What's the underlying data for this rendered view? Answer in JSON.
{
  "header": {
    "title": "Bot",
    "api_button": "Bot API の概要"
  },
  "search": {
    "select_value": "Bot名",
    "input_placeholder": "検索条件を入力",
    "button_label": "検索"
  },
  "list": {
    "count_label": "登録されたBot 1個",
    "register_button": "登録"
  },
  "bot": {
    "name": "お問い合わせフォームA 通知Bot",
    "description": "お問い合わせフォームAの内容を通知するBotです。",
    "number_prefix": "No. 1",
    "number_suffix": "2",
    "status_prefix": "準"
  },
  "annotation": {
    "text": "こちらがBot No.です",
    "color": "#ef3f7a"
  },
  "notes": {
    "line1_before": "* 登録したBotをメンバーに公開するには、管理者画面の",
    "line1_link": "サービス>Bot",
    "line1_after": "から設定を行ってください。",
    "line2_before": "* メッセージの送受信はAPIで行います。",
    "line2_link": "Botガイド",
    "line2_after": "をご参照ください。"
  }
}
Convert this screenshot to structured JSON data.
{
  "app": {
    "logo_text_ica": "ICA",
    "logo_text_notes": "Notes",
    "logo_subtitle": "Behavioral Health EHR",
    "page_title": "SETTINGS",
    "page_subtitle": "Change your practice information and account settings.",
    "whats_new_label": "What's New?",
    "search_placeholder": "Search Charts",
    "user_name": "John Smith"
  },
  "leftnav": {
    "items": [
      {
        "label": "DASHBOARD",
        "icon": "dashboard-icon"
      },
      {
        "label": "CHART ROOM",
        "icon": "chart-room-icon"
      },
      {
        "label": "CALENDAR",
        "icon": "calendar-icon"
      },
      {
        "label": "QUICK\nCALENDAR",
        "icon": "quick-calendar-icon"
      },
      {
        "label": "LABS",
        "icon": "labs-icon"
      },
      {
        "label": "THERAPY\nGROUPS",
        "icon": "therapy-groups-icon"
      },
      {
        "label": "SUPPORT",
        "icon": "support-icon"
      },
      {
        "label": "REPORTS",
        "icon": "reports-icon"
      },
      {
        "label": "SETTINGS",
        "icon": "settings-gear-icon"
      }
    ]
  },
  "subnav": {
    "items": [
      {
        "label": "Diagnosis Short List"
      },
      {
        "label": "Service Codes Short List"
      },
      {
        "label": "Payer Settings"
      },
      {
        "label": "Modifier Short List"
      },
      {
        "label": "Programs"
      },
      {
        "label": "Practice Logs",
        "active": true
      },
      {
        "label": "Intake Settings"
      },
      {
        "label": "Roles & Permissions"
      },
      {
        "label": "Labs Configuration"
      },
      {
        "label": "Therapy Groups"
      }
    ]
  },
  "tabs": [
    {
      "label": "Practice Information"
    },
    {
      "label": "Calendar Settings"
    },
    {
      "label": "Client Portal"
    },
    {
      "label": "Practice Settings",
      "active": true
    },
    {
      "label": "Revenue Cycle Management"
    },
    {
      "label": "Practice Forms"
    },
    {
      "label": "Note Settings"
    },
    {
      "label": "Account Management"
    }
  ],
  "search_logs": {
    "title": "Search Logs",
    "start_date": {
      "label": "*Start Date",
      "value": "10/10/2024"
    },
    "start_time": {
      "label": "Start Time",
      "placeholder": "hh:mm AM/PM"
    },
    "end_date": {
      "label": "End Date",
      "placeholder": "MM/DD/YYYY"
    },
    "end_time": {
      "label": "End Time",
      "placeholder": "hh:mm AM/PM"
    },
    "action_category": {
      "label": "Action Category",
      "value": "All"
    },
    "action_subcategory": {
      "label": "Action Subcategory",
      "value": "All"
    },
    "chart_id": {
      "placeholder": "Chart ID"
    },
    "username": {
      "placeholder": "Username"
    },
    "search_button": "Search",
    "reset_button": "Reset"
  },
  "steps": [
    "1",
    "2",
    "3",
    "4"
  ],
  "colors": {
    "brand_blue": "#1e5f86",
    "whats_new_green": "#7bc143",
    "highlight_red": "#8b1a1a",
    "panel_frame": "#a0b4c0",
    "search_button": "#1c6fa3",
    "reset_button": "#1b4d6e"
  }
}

++++++++++

◆ **What is expected**
Extract the full set of entries word for word.

◆ **Exercise response**
What's the underlying data for this rendered view? Answer in JSON.
{
  "header": {
    "title": "Bot",
    "api_button": "Bot API の概要"
  },
  "search": {
    "select_value": "Bot名",
    "input_placeholder": "検索条件を入力",
    "button_label": "検索"
  },
  "list": {
    "count_label": "登録されたBot 1個",
    "register_button": "登録"
  },
  "bot": {
    "name": "お問い合わせフォームA 通知Bot",
    "description": "お問い合わせフォームAの内容を通知するBotです。",
    "number_prefix": "No. 1",
    "number_suffix": "2",
    "status_prefix": "準"
  },
  "annotation": {
    "text": "こちらがBot No.です",
    "color": "#ef3f7a"
  },
  "notes": {
    "line1_before": "* 登録したBotをメンバーに公開するには、管理者画面の",
    "line1_link": "サービス>Bot",
    "line1_after": "から設定を行ってください。",
    "line2_before": "* メッセージの送受信はAPIで行います。",
    "line2_link": "Botガイド",
    "line2_after": "をご参照ください。"
  }
}
Convert this screenshot to structured JSON data.
{
  "app": {
    "logo_text_ica": "ICA",
    "logo_text_notes": "Notes",
    "logo_subtitle": "Behavioral Health EHR",
    "page_title": "SETTINGS",
    "page_subtitle": "Change your practice information and account settings.",
    "whats_new_label": "What's New?",
    "search_placeholder": "Search Charts",
    "user_name": "John Smith"
  },
  "leftnav": {
    "items": [
      {
        "label": "DASHBOARD",
        "icon": "dashboard-icon"
      },
      {
        "label": "CHART ROOM",
        "icon": "chart-room-icon"
      },
      {
        "label": "CALENDAR",
        "icon": "calendar-icon"
      },
      {
        "label": "QUICK\nCALENDAR",
        "icon": "quick-calendar-icon"
      },
      {
        "label": "LABS",
        "icon": "labs-icon"
      },
      {
        "label": "THERAPY\nGROUPS",
        "icon": "therapy-groups-icon"
      },
      {
        "label": "SUPPORT",
        "icon": "support-icon"
      },
      {
        "label": "REPORTS",
        "icon": "reports-icon"
      },
      {
        "label": "SETTINGS",
        "icon": "settings-gear-icon"
      }
    ]
  },
  "subnav": {
    "items": [
      {
        "label": "Diagnosis Short List"
      },
      {
        "label": "Service Codes Short List"
      },
      {
        "label": "Payer Settings"
      },
      {
        "label": "Modifier Short List"
      },
      {
        "label": "Programs"
      },
      {
        "label": "Practice Logs",
        "active": true
      },
      {
        "label": "Intake Settings"
      },
      {
        "label": "Roles & Permissions"
      },
      {
        "label": "Labs Configuration"
      },
      {
        "label": "Therapy Groups"
      }
    ]
  },
  "tabs": [
    {
      "label": "Practice Information"
    },
    {
      "label": "Calendar Settings"
    },
    {
      "label": "Client Portal"
    },
    {
      "label": "Practice Settings",
      "active": true
    },
    {
      "label": "Revenue Cycle Management"
    },
    {
      "label": "Practice Forms"
    },
    {
      "label": "Note Settings"
    },
    {
      "label": "Account Management"
    }
  ],
  "search_logs": {
    "title": "Search Logs",
    "start_date": {
      "label": "*Start Date",
      "value": "10/10/2024"
    },
    "start_time": {
      "label": "Start Time",
      "placeholder": "hh:mm AM/PM"
    },
    "end_date": {
      "label": "End Date",
      "placeholder": "MM/DD/YYYY"
    },
    "end_time": {
      "label": "End Time",
      "placeholder": "hh:mm AM/PM"
    },
    "action_category": {
      "label": "Action Category",
      "value": "All"
    },
    "action_subcategory": {
      "label": "Action Subcategory",
      "value": "All"
    },
    "chart_id": {
      "placeholder": "Chart ID"
    },
    "username": {
      "placeholder": "Username"
    },
    "search_button": "Search",
    "reset_button": "Reset"
  },
  "steps": [
    "1",
    "2",
    "3",
    "4"
  ],
  "colors": {
    "brand_blue": "#1e5f86",
    "whats_new_green": "#7bc143",
    "highlight_red": "#8b1a1a",
    "panel_frame": "#a0b4c0",
    "search_button": "#1c6fa3",
    "reset_button": "#1b4d6e"
  }
}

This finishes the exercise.